| Written task 1 |
Please decide whether each statement below agrees with the mailing list post about the TLS module and POODLE. Answer each with yes or no and quote the deciding words from the post. (a) For rfc3261 conformance, TLSv1 must be used. (b) The example sets the tls_method parameter to SSLv23. (c) The blog entry on SSL 3 and the POODLE attack was posted on 15.10.2014.
| Written task 2 |
Carry the mailing list post about the TLS module and POODLE forward, starting after its final line.

| Page |
Am 21.10.2014 um 08:01 schrieb Rainer Piper:
Hi all,
is it possible to add in http://kamailio.org/docs/modules/4.2.x/modules/tls.html under the line
9.1. |tls_method| (string)
... ...
If rfc3261 conformance is desired, TLSv1 must be used. For compatibility with older clients SSLv23 is a good option.
*Example 1.3. Set |tls_method| parameter*
... modparam("tls", "tls_method", "TLSv1") ... <
!!! *a warning **that the use of SSLv3 **susceptibility to POODLE Vulnerability* !!!
-- *Rainer Piper* Integration engineer Koeslinstr. 56 53123 BONN GERMANY Phone: +49 228 97167161 P2P: sip:rainer@sip.soho-piper.de:5072 (pjsip-test) XMPP: rainer@xmpp.soho-piper.de
SIP Express Router (SER) and Kamailio (OpenSER) - sr-users mailing list sr-users@lists.sip-router.org http://lists.sip-router.org/cgi-bin/mailman/listinfo/sr-users
more informations about SSLv3 POODLE attack
SSL 3 is dead, killed by the POODLE attack https://community.qualys.com/blogs/securitylabs/2014/10/15/ssl-3-is-dead-killed-by-the-poodle-attack
Gepostet von Ivan Ristic https://community.qualys.com/people/ivanr in Security Labs https://community.qualys.com/blogs/securitylabs am 15.10.2014 12:06:32
The POODLE Attack (CVE-2014-3566)

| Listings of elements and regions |
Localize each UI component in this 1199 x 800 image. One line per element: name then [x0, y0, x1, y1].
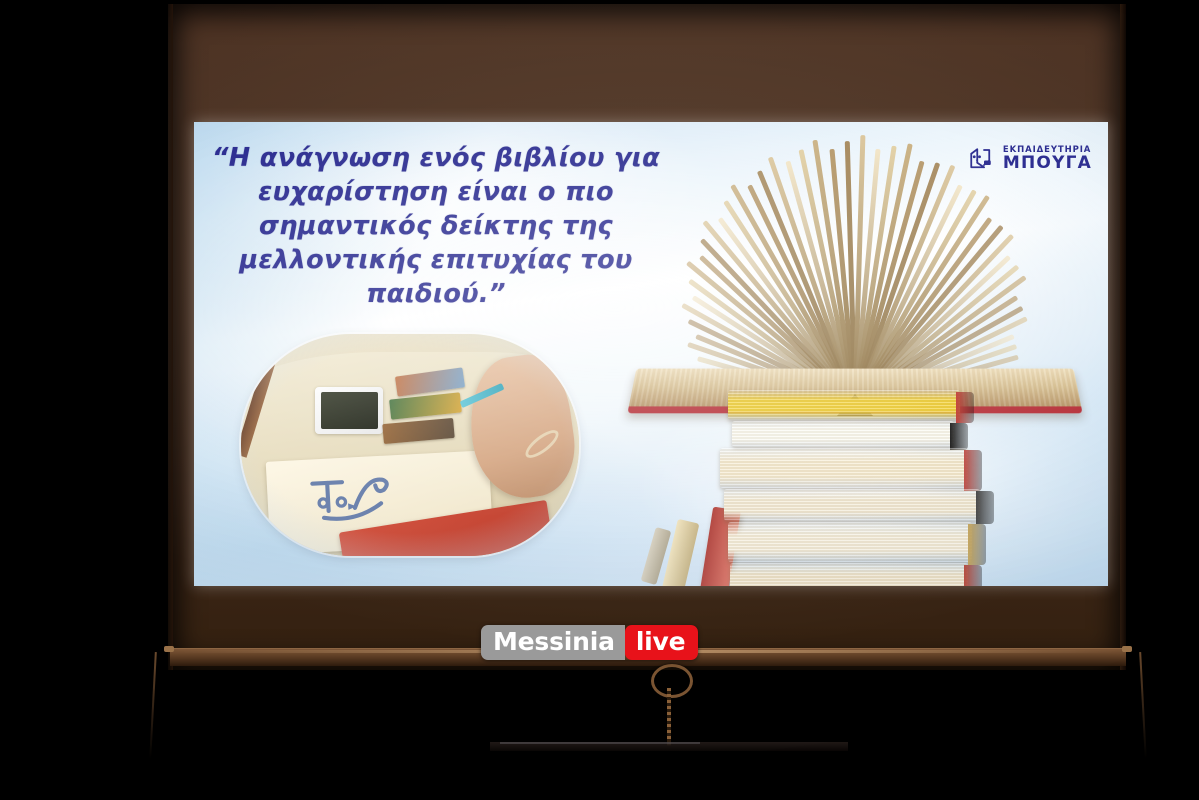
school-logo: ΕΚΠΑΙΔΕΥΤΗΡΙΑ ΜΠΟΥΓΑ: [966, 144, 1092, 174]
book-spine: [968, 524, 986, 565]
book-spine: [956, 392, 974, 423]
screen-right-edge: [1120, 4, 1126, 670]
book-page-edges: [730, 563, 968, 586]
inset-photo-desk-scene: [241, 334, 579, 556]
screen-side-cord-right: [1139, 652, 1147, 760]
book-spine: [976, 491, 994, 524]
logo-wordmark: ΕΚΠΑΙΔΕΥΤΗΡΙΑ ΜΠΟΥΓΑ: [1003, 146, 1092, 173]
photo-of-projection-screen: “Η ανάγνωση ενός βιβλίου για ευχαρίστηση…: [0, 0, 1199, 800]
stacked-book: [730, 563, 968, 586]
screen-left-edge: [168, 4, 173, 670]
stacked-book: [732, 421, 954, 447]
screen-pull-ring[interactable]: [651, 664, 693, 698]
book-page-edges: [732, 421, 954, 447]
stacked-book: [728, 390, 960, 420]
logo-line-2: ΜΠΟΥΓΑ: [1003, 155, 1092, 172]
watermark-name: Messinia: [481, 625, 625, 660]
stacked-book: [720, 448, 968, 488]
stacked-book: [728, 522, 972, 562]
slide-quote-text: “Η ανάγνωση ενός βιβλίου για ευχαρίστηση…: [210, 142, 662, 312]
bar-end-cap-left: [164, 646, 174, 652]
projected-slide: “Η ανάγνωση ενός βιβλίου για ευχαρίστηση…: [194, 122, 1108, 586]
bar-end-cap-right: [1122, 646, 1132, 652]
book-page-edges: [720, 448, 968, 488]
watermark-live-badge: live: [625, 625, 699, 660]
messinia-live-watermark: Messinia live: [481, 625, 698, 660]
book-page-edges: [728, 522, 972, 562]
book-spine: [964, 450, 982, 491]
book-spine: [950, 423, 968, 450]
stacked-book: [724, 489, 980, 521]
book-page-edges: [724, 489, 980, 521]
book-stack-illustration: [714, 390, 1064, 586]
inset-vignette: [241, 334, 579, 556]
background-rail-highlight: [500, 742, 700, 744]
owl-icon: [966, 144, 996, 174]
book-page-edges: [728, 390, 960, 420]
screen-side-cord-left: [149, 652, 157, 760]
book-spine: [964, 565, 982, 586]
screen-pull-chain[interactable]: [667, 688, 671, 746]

| Task answer 1 |
(a) Yes: "If rfc3261 conformance is desired, TLSv1 must be used."
(b) No: "modparam("tls", "tls_method", "TLSv1")"
(c) Yes: "am 15.10.2014 12:06:32"

| Task answer 2 |
After more than a week of persistent rumours, yesterday (Oct 14) we finally learned about the new SSL 3 vulnerability everyone was afraid of. The so-called POODLE attack http://googleonlinesecurity.blogspot.com.au/2014/10/this-poodle-bites-exploiting-ssl-30.html is a problem in the CBC encryption scheme as implemented in the SSL 3 protocol. (Other protocols are not vulnerable because this area had been strengthened in TLS 1.0.) Conceptually, the vulnerability is very similar to the 2011 BEAST exploit. In order to successfully exploit POODLE the attacker must be able to inject malicious JavaScript into the victim's browser and also be able to observe and manipulate encrypted network traffic on the wire. As far as MITM attacks go, this one is complicated, but easier to execute than BEAST because it doesn't require any special browser plugins. If you care to learn the details, you can find them in the short paper https://www.openssl.org/%7Ebodo/ssl-poodle.pdf or in Adam Langley's blog post https://www.imperialviolet.org/2014/10/14/poodle.html.
read more at source -> https://community.qualys.com/blogs/securitylabs/2014/10/15/ssl-3-is-dead-kil...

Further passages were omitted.